◆ **Task instructions**: Copy out all lines with the word "comment" in them.

◆ **Record list**:
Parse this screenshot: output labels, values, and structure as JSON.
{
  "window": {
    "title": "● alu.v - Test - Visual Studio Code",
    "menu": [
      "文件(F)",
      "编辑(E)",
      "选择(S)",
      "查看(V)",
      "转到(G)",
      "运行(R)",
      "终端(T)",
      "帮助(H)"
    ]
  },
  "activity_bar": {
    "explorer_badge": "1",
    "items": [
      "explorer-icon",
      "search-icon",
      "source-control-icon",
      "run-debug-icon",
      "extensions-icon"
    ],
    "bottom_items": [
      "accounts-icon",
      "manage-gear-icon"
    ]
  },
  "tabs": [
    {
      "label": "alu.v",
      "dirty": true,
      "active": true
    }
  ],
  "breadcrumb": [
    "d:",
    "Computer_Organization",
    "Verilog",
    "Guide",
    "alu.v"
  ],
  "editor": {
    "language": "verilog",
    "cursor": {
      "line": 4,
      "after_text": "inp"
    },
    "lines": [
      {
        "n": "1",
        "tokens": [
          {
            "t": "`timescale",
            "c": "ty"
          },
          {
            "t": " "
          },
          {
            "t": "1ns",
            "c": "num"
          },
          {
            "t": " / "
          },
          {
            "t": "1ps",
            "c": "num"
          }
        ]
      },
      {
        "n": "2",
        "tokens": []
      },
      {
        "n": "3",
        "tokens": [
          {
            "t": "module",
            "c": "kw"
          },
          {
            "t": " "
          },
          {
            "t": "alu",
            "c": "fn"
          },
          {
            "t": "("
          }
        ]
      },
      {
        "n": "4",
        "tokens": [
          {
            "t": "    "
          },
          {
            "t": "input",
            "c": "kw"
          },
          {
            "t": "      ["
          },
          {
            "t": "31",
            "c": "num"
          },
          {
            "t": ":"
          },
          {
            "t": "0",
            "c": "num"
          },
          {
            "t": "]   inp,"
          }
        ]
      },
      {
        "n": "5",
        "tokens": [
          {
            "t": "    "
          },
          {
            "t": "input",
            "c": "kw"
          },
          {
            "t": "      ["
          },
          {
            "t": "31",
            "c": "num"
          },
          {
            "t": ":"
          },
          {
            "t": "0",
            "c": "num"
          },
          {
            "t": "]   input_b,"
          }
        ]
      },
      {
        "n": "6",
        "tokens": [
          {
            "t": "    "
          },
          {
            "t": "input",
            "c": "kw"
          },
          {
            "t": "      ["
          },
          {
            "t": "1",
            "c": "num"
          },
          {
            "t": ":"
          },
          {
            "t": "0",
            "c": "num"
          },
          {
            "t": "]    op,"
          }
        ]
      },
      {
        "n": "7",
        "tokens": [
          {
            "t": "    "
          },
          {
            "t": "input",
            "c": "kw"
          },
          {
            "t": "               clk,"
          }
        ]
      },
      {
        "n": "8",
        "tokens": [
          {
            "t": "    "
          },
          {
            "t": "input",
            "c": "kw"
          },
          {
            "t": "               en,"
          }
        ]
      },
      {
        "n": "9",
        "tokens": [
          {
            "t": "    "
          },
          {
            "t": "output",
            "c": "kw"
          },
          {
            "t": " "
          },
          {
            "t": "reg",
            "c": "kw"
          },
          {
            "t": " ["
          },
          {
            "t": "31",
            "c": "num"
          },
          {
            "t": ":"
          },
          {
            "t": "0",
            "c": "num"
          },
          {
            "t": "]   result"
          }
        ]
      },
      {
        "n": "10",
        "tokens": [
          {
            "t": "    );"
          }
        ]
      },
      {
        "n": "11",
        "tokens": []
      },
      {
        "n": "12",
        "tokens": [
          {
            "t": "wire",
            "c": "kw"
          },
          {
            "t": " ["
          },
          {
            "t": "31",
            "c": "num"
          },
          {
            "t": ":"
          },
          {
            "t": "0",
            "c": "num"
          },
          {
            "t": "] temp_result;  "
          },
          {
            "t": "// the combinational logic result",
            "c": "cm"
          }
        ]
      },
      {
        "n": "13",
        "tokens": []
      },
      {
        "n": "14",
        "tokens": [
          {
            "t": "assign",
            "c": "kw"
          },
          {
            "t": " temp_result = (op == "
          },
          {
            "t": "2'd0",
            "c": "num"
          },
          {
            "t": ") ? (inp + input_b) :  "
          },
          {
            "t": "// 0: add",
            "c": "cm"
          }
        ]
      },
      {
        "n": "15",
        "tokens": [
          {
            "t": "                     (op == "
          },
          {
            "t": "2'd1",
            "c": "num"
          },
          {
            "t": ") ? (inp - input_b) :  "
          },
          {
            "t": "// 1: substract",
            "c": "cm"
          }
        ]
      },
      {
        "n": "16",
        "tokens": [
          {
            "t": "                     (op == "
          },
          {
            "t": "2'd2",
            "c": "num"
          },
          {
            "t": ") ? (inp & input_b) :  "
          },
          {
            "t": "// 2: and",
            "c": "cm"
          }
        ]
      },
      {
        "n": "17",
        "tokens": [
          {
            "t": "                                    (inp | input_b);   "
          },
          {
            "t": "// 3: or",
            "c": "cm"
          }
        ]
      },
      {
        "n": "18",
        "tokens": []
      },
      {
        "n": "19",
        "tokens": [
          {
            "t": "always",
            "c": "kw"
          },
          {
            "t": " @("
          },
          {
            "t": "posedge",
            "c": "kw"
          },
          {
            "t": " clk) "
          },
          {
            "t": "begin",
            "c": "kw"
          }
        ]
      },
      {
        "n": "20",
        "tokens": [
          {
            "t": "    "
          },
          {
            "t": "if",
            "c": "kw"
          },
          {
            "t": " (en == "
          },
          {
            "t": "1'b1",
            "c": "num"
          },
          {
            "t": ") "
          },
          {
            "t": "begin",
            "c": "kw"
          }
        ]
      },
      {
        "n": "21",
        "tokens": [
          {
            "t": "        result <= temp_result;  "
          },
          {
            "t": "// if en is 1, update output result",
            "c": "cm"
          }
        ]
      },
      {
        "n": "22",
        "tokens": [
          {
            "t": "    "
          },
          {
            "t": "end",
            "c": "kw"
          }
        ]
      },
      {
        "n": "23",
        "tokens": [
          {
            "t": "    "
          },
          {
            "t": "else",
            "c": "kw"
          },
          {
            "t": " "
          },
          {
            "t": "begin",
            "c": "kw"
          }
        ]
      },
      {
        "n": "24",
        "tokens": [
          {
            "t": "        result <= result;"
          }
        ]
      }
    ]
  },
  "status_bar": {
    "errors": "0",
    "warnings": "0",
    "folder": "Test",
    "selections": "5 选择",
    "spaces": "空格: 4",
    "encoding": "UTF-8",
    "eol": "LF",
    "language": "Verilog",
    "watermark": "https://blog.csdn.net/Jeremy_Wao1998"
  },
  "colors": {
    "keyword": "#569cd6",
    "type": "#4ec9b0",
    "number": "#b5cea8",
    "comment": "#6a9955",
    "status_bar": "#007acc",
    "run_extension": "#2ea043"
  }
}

--

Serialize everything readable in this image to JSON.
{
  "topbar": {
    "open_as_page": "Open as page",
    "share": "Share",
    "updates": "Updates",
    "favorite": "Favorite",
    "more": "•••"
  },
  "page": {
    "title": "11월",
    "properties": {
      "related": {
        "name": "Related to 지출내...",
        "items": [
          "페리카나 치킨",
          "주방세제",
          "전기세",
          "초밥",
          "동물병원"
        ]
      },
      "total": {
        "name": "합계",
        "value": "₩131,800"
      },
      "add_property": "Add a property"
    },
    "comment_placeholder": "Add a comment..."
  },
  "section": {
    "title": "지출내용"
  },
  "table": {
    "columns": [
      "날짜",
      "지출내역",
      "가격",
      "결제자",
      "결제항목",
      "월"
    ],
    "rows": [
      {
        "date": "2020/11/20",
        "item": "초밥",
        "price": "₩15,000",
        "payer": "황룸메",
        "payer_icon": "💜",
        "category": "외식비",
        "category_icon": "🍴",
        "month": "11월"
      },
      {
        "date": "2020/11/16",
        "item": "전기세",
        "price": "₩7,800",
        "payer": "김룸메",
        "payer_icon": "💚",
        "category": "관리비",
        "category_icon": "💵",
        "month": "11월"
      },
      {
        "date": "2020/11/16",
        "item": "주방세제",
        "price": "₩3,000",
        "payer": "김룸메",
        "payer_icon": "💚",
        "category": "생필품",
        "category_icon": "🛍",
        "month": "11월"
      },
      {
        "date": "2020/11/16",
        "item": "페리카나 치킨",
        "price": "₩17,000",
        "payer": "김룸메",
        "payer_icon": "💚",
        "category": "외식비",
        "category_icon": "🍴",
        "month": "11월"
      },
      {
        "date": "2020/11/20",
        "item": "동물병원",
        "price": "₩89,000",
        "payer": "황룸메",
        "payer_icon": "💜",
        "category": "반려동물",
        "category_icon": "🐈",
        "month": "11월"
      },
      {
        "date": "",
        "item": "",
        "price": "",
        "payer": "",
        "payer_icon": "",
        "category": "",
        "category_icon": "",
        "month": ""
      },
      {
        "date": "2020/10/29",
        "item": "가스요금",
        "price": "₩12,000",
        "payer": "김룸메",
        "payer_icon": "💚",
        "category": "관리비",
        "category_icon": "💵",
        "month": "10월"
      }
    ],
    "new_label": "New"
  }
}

◆ **Worked solution**:
    "comment": "#6a9955",
    "comment_placeholder": "Add a comment..."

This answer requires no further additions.